#### [Stored records]
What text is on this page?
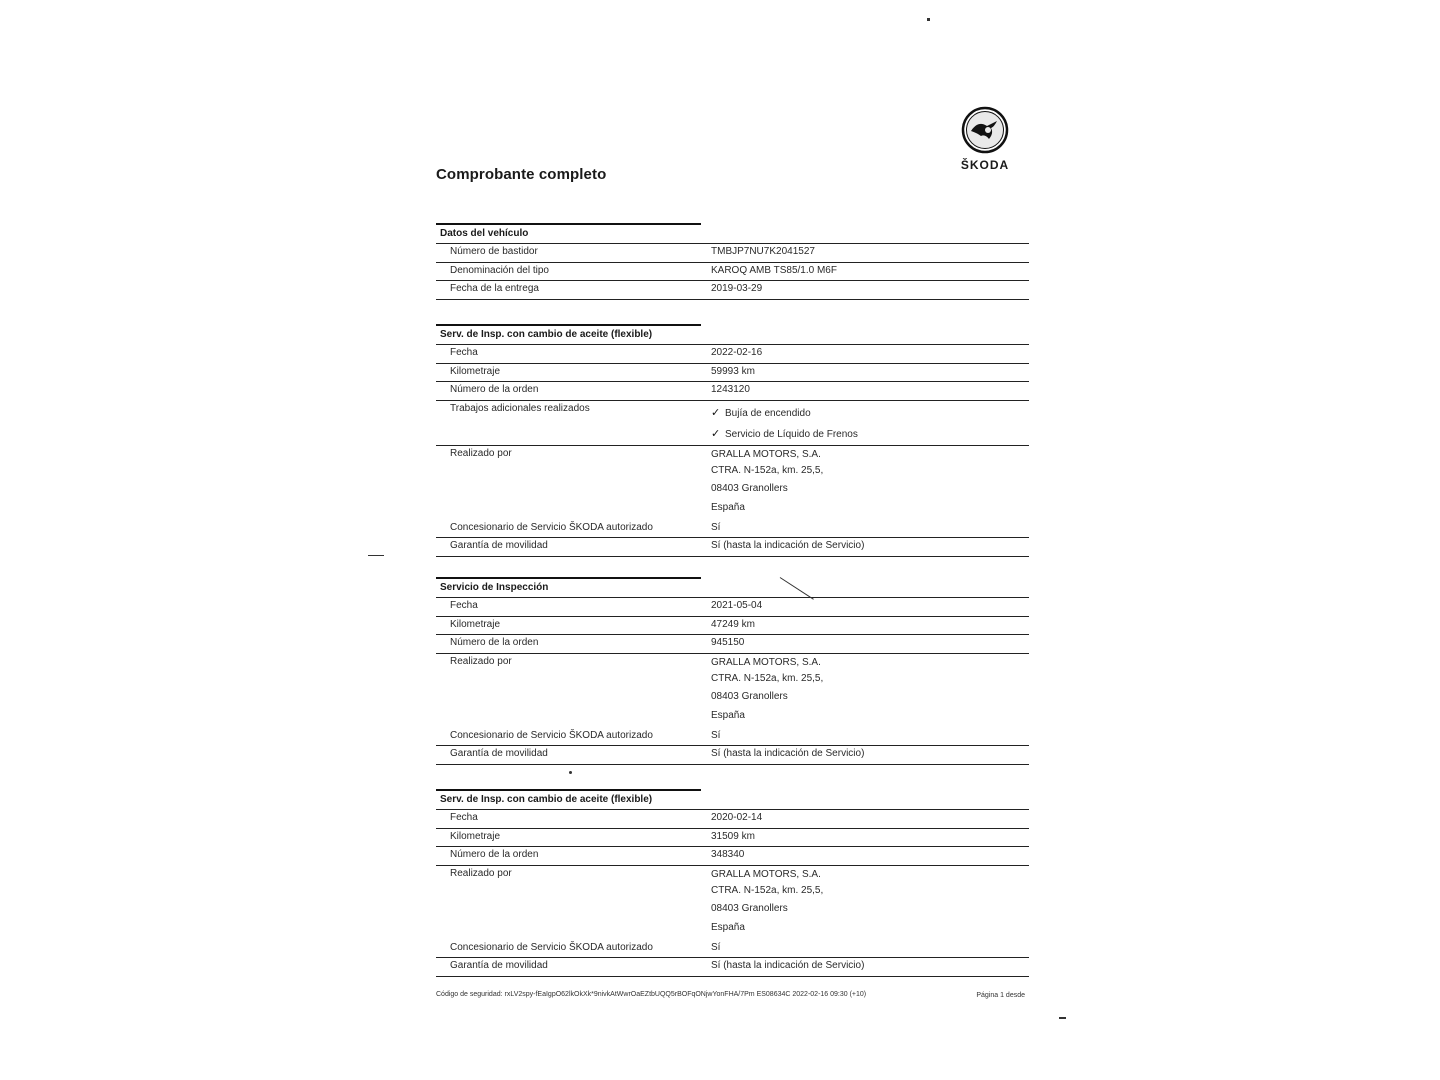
Comprobante completo
ŠKODA
Datos del vehículo
Número de bastidor	TMBJP7NU7K2041527
Denominación del tipo	KAROQ AMB TS85/1.0 M6F
Fecha de la entrega	2019-03-29
Serv. de Insp. con cambio de aceite (flexible)
Fecha	2022-02-16
Kilometraje	59993 km
Número de la orden	1243120
Trabajos adicionales realizados	✓ Bujía de encendido
✓ Servicio de Líquido de Frenos
Realizado por	GRALLA MOTORS, S.A.
CTRA. N-152a, km. 25,5,
08403 Granollers
España
Concesionario de Servicio ŠKODA autorizado	Sí
Garantía de movilidad	Sí (hasta la indicación de Servicio)
Servicio de Inspección
Fecha	2021-05-04
Kilometraje	47249 km
Número de la orden	945150
Realizado por	GRALLA MOTORS, S.A.
CTRA. N-152a, km. 25,5,
08403 Granollers
España
Concesionario de Servicio ŠKODA autorizado	Sí
Garantía de movilidad	Sí (hasta la indicación de Servicio)
Serv. de Insp. con cambio de aceite (flexible)
Fecha	2020-02-14
Kilometraje	31509 km
Número de la orden	348340
Realizado por	GRALLA MOTORS, S.A.
CTRA. N-152a, km. 25,5,
08403 Granollers
España
Concesionario de Servicio ŠKODA autorizado	Sí
Garantía de movilidad	Sí (hasta la indicación de Servicio)
Código de seguridad: rxLV2spy-fEaIgpO62lkOkXk*9nivkAtWwrOaEZtbUQQ5rBOFqONjwYonFHA/7Pm ES08634C 2022-02-16 09:30 (+10)	Página 1 desde
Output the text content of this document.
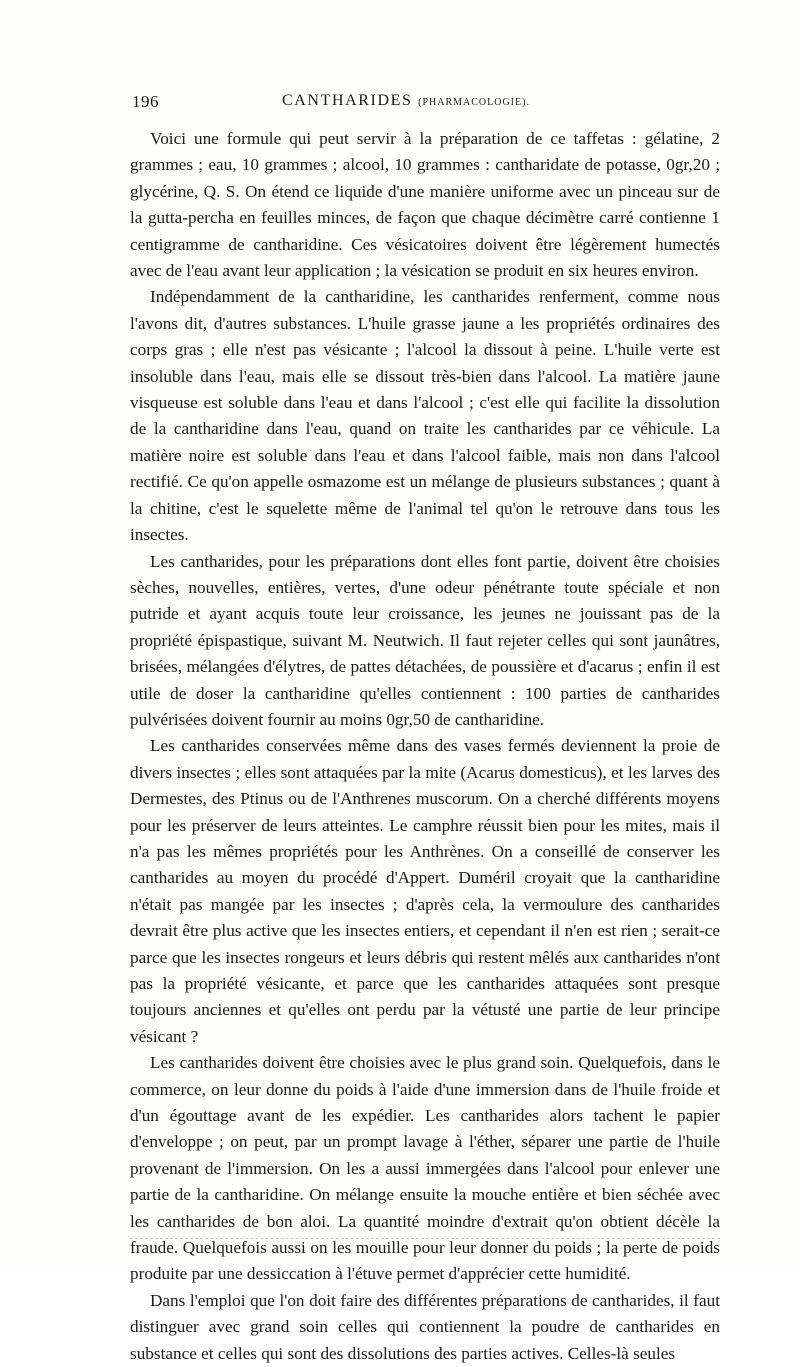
196	CANTHARIDES (PHARMACOLOGIE).

Voici une formule qui peut servir à la préparation de ce taffetas : gélatine, 2 grammes ; eau, 10 grammes ; alcool, 10 grammes : cantharidate de potasse, 0gr,20 ; glycérine, Q. S. On étend ce liquide d'une manière uniforme avec un pinceau sur de la gutta-percha en feuilles minces, de façon que chaque décimètre carré contienne 1 centigramme de cantharidine. Ces vésicatoires doivent être légèrement humectés avec de l'eau avant leur application ; la vésication se produit en six heures environ.

Indépendamment de la cantharidine, les cantharides renferment, comme nous l'avons dit, d'autres substances. L'huile grasse jaune a les propriétés ordinaires des corps gras ; elle n'est pas vésicante ; l'alcool la dissout à peine. L'huile verte est insoluble dans l'eau, mais elle se dissout très-bien dans l'alcool. La matière jaune visqueuse est soluble dans l'eau et dans l'alcool ; c'est elle qui facilite la dissolution de la cantharidine dans l'eau, quand on traite les cantharides par ce véhicule. La matière noire est soluble dans l'eau et dans l'alcool faible, mais non dans l'alcool rectifié. Ce qu'on appelle osmazome est un mélange de plusieurs substances ; quant à la chitine, c'est le squelette même de l'animal tel qu'on le retrouve dans tous les insectes.

Les cantharides, pour les préparations dont elles font partie, doivent être choisies sèches, nouvelles, entières, vertes, d'une odeur pénétrante toute spéciale et non putride et ayant acquis toute leur croissance, les jeunes ne jouissant pas de la propriété épispastique, suivant M. Neutwich. Il faut rejeter celles qui sont jaunâtres, brisées, mélangées d'élytres, de pattes détachées, de poussière et d'acarus ; enfin il est utile de doser la cantharidine qu'elles contiennent : 100 parties de cantharides pulvérisées doivent fournir au moins 0gr,50 de cantharidine.

Les cantharides conservées même dans des vases fermés deviennent la proie de divers insectes ; elles sont attaquées par la mite (Acarus domesticus), et les larves des Dermestes, des Ptinus ou de l'Anthrenes muscorum. On a cherché différents moyens pour les préserver de leurs atteintes. Le camphre réussit bien pour les mites, mais il n'a pas les mêmes propriétés pour les Anthrènes. On a conseillé de conserver les cantharides au moyen du procédé d'Appert. Duméril croyait que la cantharidine n'était pas mangée par les insectes ; d'après cela, la vermoulure des cantharides devrait être plus active que les insectes entiers, et cependant il n'en est rien ; serait-ce parce que les insectes rongeurs et leurs débris qui restent mêlés aux cantharides n'ont pas la propriété vésicante, et parce que les cantharides attaquées sont presque toujours anciennes et qu'elles ont perdu par la vétusté une partie de leur principe vésicant ?

Les cantharides doivent être choisies avec le plus grand soin. Quelquefois, dans le commerce, on leur donne du poids à l'aide d'une immersion dans de l'huile froide et d'un égouttage avant de les expédier. Les cantharides alors tachent le papier d'enveloppe ; on peut, par un prompt lavage à l'éther, séparer une partie de l'huile provenant de l'immersion. On les a aussi immergées dans l'alcool pour enlever une partie de la cantharidine. On mélange ensuite la mouche entière et bien séchée avec les cantharides de bon aloi. La quantité moindre d'extrait qu'on obtient décèle la fraude. Quelquefois aussi on les mouille pour leur donner du poids ; la perte de poids produite par une dessiccation à l'étuve permet d'apprécier cette humidité.

Dans l'emploi que l'on doit faire des différentes préparations de cantharides, il faut distinguer avec grand soin celles qui contiennent la poudre de cantharides en substance et celles qui sont des dissolutions des parties actives. Celles-là seules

#### [Task goal]
Print every entry above again without changing a word, and omit the pictures.

#### [Full answer]
What text is on this page?
Comprobante completo
ŠKODA
Datos del vehículo
Número de bastidor	TMBJP7NU7K2041527
Denominación del tipo	KAROQ AMB TS85/1.0 M6F
Fecha de la entrega	2019-03-29
Serv. de Insp. con cambio de aceite (flexible)
Fecha	2022-02-16
Kilometraje	59993 km
Número de la orden	1243120
Trabajos adicionales realizados	✓ Bujía de encendido
✓ Servicio de Líquido de Frenos
Realizado por	GRALLA MOTORS, S.A.
CTRA. N-152a, km. 25,5,
08403 Granollers
España
Concesionario de Servicio ŠKODA autorizado	Sí
Garantía de movilidad	Sí (hasta la indicación de Servicio)
Servicio de Inspección
Fecha	2021-05-04
Kilometraje	47249 km
Número de la orden	945150
Realizado por	GRALLA MOTORS, S.A.
CTRA. N-152a, km. 25,5,
08403 Granollers
España
Concesionario de Servicio ŠKODA autorizado	Sí
Garantía de movilidad	Sí (hasta la indicación de Servicio)
Serv. de Insp. con cambio de aceite (flexible)
Fecha	2020-02-14
Kilometraje	31509 km
Número de la orden	348340
Realizado por	GRALLA MOTORS, S.A.
CTRA. N-152a, km. 25,5,
08403 Granollers
España
Concesionario de Servicio ŠKODA autorizado	Sí
Garantía de movilidad	Sí (hasta la indicación de Servicio)
Código de seguridad: rxLV2spy-fEaIgpO62lkOkXk*9nivkAtWwrOaEZtbUQQ5rBOFqONjwYonFHA/7Pm ES08634C 2022-02-16 09:30 (+10)	Página 1 desde
Output the text content of this document.
196	CANTHARIDES (PHARMACOLOGIE).

Voici une formule qui peut servir à la préparation de ce taffetas : gélatine, 2 grammes ; eau, 10 grammes ; alcool, 10 grammes : cantharidate de potasse, 0gr,20 ; glycérine, Q. S. On étend ce liquide d'une manière uniforme avec un pinceau sur de la gutta-percha en feuilles minces, de façon que chaque décimètre carré contienne 1 centigramme de cantharidine. Ces vésicatoires doivent être légèrement humectés avec de l'eau avant leur application ; la vésication se produit en six heures environ.

Indépendamment de la cantharidine, les cantharides renferment, comme nous l'avons dit, d'autres substances. L'huile grasse jaune a les propriétés ordinaires des corps gras ; elle n'est pas vésicante ; l'alcool la dissout à peine. L'huile verte est insoluble dans l'eau, mais elle se dissout très-bien dans l'alcool. La matière jaune visqueuse est soluble dans l'eau et dans l'alcool ; c'est elle qui facilite la dissolution de la cantharidine dans l'eau, quand on traite les cantharides par ce véhicule. La matière noire est soluble dans l'eau et dans l'alcool faible, mais non dans l'alcool rectifié. Ce qu'on appelle osmazome est un mélange de plusieurs substances ; quant à la chitine, c'est le squelette même de l'animal tel qu'on le retrouve dans tous les insectes.

Les cantharides, pour les préparations dont elles font partie, doivent être choisies sèches, nouvelles, entières, vertes, d'une odeur pénétrante toute spéciale et non putride et ayant acquis toute leur croissance, les jeunes ne jouissant pas de la propriété épispastique, suivant M. Neutwich. Il faut rejeter celles qui sont jaunâtres, brisées, mélangées d'élytres, de pattes détachées, de poussière et d'acarus ; enfin il est utile de doser la cantharidine qu'elles contiennent : 100 parties de cantharides pulvérisées doivent fournir au moins 0gr,50 de cantharidine.

Les cantharides conservées même dans des vases fermés deviennent la proie de divers insectes ; elles sont attaquées par la mite (Acarus domesticus), et les larves des Dermestes, des Ptinus ou de l'Anthrenes muscorum. On a cherché différents moyens pour les préserver de leurs atteintes. Le camphre réussit bien pour les mites, mais il n'a pas les mêmes propriétés pour les Anthrènes. On a conseillé de conserver les cantharides au moyen du procédé d'Appert. Duméril croyait que la cantharidine n'était pas mangée par les insectes ; d'après cela, la vermoulure des cantharides devrait être plus active que les insectes entiers, et cependant il n'en est rien ; serait-ce parce que les insectes rongeurs et leurs débris qui restent mêlés aux cantharides n'ont pas la propriété vésicante, et parce que les cantharides attaquées sont presque toujours anciennes et qu'elles ont perdu par la vétusté une partie de leur principe vésicant ?

Les cantharides doivent être choisies avec le plus grand soin. Quelquefois, dans le commerce, on leur donne du poids à l'aide d'une immersion dans de l'huile froide et d'un égouttage avant de les expédier. Les cantharides alors tachent le papier d'enveloppe ; on peut, par un prompt lavage à l'éther, séparer une partie de l'huile provenant de l'immersion. On les a aussi immergées dans l'alcool pour enlever une partie de la cantharidine. On mélange ensuite la mouche entière et bien séchée avec les cantharides de bon aloi. La quantité moindre d'extrait qu'on obtient décèle la fraude. Quelquefois aussi on les mouille pour leur donner du poids ; la perte de poids produite par une dessiccation à l'étuve permet d'apprécier cette humidité.

Dans l'emploi que l'on doit faire des différentes préparations de cantharides, il faut distinguer avec grand soin celles qui contiennent la poudre de cantharides en substance et celles qui sont des dissolutions des parties actives. Celles-là seules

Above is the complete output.